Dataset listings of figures
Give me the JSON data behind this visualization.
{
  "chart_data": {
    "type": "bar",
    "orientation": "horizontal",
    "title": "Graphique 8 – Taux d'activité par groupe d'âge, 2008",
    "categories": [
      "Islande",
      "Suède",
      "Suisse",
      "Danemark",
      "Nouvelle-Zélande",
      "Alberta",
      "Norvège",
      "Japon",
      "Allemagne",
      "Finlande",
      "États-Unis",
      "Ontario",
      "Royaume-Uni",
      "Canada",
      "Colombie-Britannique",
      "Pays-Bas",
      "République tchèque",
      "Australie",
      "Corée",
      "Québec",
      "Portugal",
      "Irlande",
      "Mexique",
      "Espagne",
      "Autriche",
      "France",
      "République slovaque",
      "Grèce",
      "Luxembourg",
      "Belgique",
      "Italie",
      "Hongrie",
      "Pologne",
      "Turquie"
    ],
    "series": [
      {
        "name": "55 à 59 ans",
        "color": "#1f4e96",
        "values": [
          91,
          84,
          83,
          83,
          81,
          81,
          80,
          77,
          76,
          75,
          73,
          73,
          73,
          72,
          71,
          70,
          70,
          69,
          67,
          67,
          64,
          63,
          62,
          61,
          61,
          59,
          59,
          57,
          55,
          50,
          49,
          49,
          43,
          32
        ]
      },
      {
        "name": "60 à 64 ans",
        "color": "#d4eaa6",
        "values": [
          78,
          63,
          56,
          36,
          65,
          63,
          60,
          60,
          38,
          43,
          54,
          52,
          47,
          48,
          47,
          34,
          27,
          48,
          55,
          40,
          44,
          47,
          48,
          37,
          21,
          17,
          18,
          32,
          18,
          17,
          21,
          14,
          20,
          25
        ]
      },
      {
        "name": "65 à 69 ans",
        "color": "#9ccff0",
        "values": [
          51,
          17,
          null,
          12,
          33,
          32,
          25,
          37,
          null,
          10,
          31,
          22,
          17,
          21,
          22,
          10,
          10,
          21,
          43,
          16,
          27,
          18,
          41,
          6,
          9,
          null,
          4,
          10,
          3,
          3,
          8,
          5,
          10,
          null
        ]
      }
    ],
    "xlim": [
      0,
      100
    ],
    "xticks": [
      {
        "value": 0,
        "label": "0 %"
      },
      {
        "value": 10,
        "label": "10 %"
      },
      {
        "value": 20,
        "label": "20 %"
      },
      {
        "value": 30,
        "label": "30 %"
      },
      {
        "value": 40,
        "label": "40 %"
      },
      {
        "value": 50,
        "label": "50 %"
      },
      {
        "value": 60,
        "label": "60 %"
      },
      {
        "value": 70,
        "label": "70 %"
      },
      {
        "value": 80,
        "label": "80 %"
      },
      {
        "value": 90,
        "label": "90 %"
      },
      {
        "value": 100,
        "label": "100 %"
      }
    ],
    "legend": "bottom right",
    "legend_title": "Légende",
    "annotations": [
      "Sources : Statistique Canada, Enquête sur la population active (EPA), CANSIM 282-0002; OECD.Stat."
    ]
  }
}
==
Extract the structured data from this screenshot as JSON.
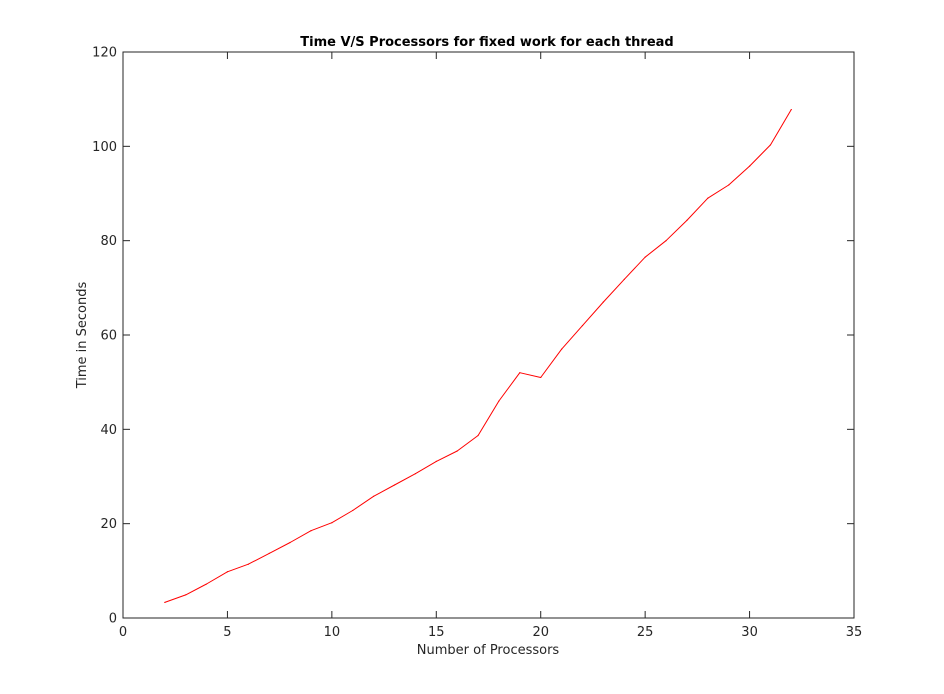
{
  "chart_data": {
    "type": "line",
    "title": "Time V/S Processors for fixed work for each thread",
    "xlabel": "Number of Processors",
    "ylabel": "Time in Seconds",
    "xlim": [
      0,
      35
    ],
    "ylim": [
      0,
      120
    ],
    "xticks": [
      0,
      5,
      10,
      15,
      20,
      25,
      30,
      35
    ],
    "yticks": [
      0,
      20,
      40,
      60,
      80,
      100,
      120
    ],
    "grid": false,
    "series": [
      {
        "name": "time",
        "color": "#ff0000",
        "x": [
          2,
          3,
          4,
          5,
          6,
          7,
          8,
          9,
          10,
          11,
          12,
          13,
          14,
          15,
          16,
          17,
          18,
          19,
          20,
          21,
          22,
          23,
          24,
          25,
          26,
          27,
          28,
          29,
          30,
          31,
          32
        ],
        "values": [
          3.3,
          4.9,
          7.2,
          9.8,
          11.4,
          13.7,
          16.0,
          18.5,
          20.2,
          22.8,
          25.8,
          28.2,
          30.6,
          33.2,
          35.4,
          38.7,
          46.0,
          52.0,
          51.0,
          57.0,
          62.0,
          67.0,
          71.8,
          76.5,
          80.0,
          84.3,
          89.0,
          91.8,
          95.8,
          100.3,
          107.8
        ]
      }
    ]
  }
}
...
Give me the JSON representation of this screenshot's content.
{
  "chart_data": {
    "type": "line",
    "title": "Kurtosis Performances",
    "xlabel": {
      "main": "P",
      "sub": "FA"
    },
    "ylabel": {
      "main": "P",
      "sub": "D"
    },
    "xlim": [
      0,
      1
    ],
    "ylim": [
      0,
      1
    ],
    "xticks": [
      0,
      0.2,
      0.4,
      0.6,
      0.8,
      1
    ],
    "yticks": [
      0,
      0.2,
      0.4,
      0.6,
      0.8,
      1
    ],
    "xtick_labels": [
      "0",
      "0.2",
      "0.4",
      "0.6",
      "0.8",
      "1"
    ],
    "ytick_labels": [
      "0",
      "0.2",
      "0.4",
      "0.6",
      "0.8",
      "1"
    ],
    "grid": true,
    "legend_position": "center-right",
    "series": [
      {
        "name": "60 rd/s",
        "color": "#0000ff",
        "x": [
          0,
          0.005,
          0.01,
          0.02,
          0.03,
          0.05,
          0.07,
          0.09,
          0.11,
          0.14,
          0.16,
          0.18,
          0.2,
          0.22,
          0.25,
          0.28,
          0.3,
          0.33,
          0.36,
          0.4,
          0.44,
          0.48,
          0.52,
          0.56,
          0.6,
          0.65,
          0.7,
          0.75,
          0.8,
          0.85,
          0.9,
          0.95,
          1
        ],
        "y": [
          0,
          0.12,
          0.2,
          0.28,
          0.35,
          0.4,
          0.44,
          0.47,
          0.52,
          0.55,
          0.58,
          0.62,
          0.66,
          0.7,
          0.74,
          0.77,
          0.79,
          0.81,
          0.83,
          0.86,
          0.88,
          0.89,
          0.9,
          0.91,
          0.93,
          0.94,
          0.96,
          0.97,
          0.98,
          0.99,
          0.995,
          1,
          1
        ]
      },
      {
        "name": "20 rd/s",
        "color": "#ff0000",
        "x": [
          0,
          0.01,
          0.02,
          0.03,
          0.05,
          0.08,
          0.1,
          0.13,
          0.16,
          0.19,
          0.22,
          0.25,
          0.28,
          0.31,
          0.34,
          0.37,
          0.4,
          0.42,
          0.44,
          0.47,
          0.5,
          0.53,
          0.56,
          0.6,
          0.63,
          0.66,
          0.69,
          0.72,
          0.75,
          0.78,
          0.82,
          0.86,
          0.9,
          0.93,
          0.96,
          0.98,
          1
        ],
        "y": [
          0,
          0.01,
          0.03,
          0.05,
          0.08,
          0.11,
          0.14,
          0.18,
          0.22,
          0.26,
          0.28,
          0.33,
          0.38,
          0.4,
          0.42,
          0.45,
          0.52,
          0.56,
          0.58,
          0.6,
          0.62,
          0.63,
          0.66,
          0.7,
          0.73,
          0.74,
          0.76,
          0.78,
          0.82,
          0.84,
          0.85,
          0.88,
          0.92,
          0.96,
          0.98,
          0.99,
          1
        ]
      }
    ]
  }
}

▶ [Written exercise]: Identify the lines in the entries that hold "JSON" and return each one.

▶ [Reply to the task]:
Give me the JSON data behind this visualization.
Extract the structured data from this screenshot as JSON.
Give me the JSON representation of this screenshot's content.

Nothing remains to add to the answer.